■ EXERCISE DIRECTIONS: Take the entries below and print all of them exactly, please.

* START INFORMATION PROVIDED *

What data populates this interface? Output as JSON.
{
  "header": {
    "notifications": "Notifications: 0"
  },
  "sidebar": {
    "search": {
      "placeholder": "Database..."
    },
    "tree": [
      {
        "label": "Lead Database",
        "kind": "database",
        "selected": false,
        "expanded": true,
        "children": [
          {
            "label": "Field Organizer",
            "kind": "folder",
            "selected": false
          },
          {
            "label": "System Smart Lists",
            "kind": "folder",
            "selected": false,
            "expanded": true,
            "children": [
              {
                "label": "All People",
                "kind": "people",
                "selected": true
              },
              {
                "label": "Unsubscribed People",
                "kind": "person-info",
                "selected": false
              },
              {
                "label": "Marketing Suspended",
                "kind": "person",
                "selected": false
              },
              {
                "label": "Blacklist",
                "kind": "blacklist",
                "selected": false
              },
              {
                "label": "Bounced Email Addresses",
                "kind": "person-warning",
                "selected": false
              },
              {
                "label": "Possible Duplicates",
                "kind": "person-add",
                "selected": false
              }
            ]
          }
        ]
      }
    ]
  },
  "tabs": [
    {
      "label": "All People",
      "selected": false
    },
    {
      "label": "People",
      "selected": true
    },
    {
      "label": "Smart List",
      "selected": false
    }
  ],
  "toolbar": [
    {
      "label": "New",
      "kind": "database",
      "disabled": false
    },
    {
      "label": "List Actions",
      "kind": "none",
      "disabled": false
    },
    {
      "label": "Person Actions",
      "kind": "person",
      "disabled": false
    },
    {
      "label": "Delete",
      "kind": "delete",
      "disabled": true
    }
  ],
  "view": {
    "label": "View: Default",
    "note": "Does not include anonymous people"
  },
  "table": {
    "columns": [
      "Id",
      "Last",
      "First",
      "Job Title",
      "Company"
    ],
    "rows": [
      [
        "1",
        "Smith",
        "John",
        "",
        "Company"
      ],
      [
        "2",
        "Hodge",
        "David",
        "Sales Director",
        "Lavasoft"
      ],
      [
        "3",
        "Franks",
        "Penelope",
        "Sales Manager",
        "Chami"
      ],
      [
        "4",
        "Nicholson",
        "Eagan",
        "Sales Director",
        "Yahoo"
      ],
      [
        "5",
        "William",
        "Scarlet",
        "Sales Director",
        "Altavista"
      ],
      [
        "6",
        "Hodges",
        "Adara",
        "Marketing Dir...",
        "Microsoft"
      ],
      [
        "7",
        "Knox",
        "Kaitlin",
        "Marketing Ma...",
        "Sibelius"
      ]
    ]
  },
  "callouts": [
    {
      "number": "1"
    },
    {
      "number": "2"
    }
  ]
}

* END INFORMATION PROVIDED *

■ ANSWER TO THIS TASK:
What data populates this interface? Output as JSON.
{
  "header": {
    "notifications": "Notifications: 0"
  },
  "sidebar": {
    "search": {
      "placeholder": "Database..."
    },
    "tree": [
      {
        "label": "Lead Database",
        "kind": "database",
        "selected": false,
        "expanded": true,
        "children": [
          {
            "label": "Field Organizer",
            "kind": "folder",
            "selected": false
          },
          {
            "label": "System Smart Lists",
            "kind": "folder",
            "selected": false,
            "expanded": true,
            "children": [
              {
                "label": "All People",
                "kind": "people",
                "selected": true
              },
              {
                "label": "Unsubscribed People",
                "kind": "person-info",
                "selected": false
              },
              {
                "label": "Marketing Suspended",
                "kind": "person",
                "selected": false
              },
              {
                "label": "Blacklist",
                "kind": "blacklist",
                "selected": false
              },
              {
                "label": "Bounced Email Addresses",
                "kind": "person-warning",
                "selected": false
              },
              {
                "label": "Possible Duplicates",
                "kind": "person-add",
                "selected": false
              }
            ]
          }
        ]
      }
    ]
  },
  "tabs": [
    {
      "label": "All People",
      "selected": false
    },
    {
      "label": "People",
      "selected": true
    },
    {
      "label": "Smart List",
      "selected": false
    }
  ],
  "toolbar": [
    {
      "label": "New",
      "kind": "database",
      "disabled": false
    },
    {
      "label": "List Actions",
      "kind": "none",
      "disabled": false
    },
    {
      "label": "Person Actions",
      "kind": "person",
      "disabled": false
    },
    {
      "label": "Delete",
      "kind": "delete",
      "disabled": true
    }
  ],
  "view": {
    "label": "View: Default",
    "note": "Does not include anonymous people"
  },
  "table": {
    "columns": [
      "Id",
      "Last",
      "First",
      "Job Title",
      "Company"
    ],
    "rows": [
      [
        "1",
        "Smith",
        "John",
        "",
        "Company"
      ],
      [
        "2",
        "Hodge",
        "David",
        "Sales Director",
        "Lavasoft"
      ],
      [
        "3",
        "Franks",
        "Penelope",
        "Sales Manager",
        "Chami"
      ],
      [
        "4",
        "Nicholson",
        "Eagan",
        "Sales Director",
        "Yahoo"
      ],
      [
        "5",
        "William",
        "Scarlet",
        "Sales Director",
        "Altavista"
      ],
      [
        "6",
        "Hodges",
        "Adara",
        "Marketing Dir...",
        "Microsoft"
      ],
      [
        "7",
        "Knox",
        "Kaitlin",
        "Marketing Ma...",
        "Sibelius"
      ]
    ]
  },
  "callouts": [
    {
      "number": "1"
    },
    {
      "number": "2"
    }
  ]
}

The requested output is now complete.